** DATA SUPPLIED **
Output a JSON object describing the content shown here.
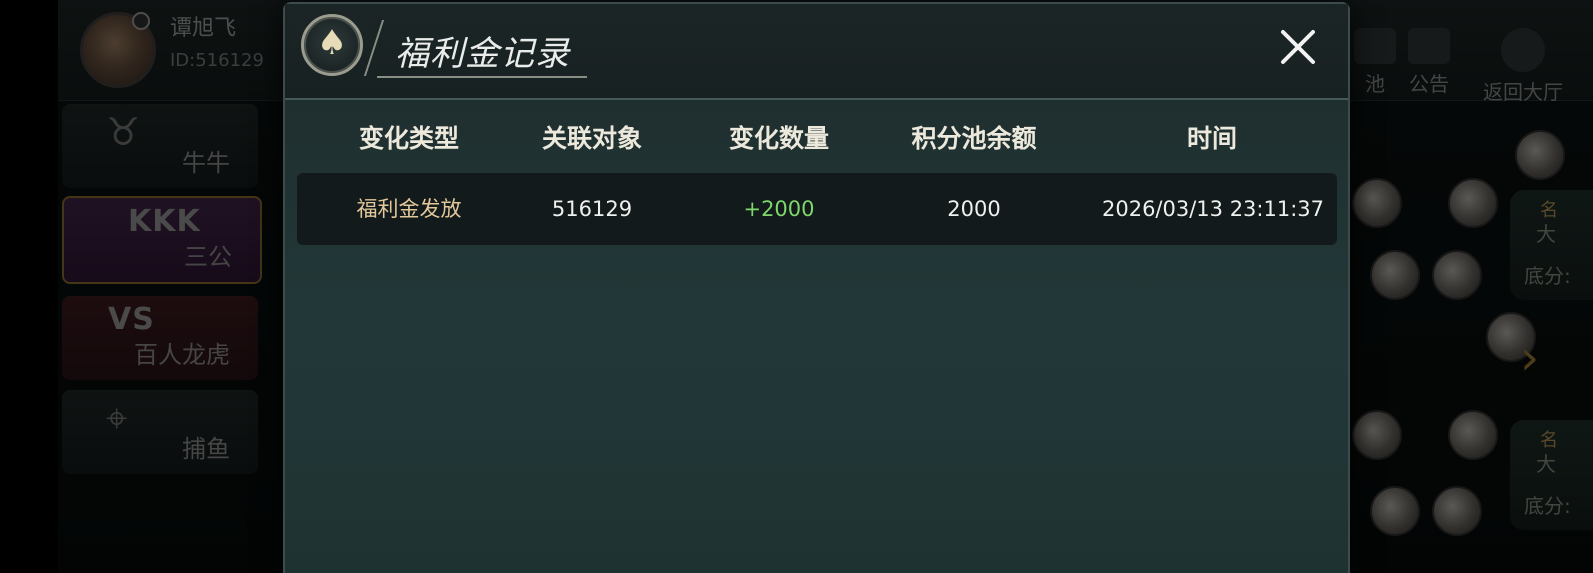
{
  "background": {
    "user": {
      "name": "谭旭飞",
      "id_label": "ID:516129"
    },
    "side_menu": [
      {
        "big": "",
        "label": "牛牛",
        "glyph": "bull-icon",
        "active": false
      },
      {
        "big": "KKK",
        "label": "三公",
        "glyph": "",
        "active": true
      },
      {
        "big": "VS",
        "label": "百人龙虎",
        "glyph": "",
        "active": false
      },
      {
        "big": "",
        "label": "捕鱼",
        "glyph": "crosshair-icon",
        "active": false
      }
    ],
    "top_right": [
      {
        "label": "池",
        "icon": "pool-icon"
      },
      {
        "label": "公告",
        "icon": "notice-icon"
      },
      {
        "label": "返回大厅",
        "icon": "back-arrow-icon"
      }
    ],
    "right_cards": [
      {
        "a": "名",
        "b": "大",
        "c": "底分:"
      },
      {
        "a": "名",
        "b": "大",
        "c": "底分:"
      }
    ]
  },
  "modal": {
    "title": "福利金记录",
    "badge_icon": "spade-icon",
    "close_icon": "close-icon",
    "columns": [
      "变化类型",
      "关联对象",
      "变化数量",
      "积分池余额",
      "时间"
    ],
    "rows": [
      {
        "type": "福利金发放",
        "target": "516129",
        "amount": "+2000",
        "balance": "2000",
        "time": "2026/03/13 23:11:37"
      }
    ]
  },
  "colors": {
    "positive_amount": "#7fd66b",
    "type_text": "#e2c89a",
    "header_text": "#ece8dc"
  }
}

--

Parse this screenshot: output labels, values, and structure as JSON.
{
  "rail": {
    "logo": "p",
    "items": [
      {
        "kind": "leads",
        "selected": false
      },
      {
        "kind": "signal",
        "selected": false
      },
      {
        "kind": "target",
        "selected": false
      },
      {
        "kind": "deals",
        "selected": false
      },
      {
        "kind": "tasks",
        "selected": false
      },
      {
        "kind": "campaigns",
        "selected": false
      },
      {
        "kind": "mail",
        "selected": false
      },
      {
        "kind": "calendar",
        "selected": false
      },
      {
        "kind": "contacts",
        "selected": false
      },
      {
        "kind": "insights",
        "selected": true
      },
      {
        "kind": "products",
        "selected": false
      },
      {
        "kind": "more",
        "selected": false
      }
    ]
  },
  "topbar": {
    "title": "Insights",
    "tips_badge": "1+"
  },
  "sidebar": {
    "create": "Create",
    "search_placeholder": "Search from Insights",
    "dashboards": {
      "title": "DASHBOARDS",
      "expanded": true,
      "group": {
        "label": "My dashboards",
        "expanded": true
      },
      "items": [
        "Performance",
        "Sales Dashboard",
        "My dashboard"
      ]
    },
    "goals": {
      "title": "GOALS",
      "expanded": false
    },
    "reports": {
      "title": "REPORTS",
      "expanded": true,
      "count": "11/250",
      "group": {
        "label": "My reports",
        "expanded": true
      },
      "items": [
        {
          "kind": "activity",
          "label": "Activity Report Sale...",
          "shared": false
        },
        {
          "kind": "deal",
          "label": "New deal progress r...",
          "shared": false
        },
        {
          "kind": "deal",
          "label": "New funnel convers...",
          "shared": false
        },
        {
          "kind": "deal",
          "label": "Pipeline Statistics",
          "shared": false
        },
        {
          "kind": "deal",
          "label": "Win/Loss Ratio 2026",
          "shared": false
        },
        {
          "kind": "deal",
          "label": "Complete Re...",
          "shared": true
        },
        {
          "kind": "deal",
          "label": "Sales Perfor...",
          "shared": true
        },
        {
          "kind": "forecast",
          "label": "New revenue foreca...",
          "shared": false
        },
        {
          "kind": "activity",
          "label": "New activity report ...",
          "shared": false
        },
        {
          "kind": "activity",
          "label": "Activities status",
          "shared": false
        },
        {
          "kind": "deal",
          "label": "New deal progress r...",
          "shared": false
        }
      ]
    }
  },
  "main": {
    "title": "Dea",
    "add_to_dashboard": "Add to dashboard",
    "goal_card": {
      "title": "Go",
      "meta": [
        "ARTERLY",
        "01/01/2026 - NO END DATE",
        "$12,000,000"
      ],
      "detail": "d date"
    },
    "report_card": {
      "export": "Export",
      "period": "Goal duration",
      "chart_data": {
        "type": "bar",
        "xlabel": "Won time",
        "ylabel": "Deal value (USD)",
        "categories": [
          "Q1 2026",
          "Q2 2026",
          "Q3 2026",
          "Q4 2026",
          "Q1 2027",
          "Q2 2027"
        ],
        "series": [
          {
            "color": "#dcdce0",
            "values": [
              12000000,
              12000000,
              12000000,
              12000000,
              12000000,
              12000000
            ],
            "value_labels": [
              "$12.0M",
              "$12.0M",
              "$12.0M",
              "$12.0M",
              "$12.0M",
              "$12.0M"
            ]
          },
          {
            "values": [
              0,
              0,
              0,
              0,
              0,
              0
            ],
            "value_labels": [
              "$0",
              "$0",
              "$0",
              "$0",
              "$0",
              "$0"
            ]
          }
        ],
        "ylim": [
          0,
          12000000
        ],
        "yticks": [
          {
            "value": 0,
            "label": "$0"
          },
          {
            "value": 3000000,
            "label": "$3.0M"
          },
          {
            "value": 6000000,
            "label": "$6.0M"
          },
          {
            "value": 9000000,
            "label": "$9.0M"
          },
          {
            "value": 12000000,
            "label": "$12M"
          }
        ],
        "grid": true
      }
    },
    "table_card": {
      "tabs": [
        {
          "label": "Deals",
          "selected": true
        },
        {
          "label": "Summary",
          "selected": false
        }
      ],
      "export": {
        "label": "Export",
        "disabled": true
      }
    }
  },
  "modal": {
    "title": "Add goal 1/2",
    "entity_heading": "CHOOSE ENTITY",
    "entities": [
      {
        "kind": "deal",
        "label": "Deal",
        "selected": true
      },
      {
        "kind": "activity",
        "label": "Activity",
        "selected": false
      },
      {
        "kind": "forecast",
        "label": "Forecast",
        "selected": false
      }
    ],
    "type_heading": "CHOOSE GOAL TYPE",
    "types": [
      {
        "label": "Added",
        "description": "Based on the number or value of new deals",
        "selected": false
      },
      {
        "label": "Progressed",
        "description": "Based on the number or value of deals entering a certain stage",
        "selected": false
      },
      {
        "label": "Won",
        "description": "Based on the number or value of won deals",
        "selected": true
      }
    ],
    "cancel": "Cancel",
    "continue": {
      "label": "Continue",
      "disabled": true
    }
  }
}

** WHAT IS EXPECTED **
Above are some records. Count the lines among them with the word "title", and answer with the number only.

** ANSWER TO THE TASK **
8